▶ [JOB]: Lines containing the word "color" are to be counted; state their number and nothing further.

▶ [SUPPLIED DATA]:
══════
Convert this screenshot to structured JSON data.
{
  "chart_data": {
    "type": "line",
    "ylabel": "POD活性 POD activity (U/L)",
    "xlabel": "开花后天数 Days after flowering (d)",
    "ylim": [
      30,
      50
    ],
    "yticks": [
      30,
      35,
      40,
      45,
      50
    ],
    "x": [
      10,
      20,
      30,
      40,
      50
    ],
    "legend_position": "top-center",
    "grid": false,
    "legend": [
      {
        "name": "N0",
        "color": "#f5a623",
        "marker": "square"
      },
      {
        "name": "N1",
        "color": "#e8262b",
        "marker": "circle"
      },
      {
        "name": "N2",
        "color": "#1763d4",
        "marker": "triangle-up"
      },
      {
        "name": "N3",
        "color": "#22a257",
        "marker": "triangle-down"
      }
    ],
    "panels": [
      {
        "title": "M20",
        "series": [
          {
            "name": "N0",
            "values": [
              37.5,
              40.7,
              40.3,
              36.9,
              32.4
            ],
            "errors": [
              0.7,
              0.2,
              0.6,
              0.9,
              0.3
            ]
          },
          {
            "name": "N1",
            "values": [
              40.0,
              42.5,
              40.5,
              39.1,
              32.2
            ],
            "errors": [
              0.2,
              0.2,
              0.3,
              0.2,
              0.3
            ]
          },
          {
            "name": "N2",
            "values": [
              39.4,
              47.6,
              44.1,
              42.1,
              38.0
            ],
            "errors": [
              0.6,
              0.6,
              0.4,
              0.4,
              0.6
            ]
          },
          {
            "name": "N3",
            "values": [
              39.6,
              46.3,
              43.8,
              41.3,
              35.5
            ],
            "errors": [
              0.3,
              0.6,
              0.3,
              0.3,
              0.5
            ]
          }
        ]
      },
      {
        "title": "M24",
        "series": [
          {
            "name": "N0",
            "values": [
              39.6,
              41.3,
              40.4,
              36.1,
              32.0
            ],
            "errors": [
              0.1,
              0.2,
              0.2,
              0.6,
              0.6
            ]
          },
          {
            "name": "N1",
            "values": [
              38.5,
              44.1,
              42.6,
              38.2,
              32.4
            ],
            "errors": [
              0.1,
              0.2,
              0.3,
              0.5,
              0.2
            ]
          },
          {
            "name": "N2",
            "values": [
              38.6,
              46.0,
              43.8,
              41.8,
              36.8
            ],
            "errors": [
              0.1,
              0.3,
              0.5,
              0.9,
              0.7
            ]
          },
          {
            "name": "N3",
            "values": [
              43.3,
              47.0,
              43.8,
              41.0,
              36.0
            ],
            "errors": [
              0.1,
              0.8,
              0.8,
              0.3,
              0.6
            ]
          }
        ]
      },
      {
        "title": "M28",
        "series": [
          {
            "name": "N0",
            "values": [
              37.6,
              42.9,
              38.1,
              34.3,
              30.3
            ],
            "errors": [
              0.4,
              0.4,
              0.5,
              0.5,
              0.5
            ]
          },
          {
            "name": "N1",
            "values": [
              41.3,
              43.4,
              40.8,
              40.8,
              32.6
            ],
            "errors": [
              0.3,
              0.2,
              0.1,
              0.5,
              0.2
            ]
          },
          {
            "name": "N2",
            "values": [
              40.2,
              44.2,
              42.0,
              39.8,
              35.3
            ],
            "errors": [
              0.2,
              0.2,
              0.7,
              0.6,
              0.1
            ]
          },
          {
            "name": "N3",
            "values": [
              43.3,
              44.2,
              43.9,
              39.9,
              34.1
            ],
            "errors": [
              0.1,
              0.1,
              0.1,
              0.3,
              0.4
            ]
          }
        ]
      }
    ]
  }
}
══════
▶ [RESPONSE TO THE TASK]: 4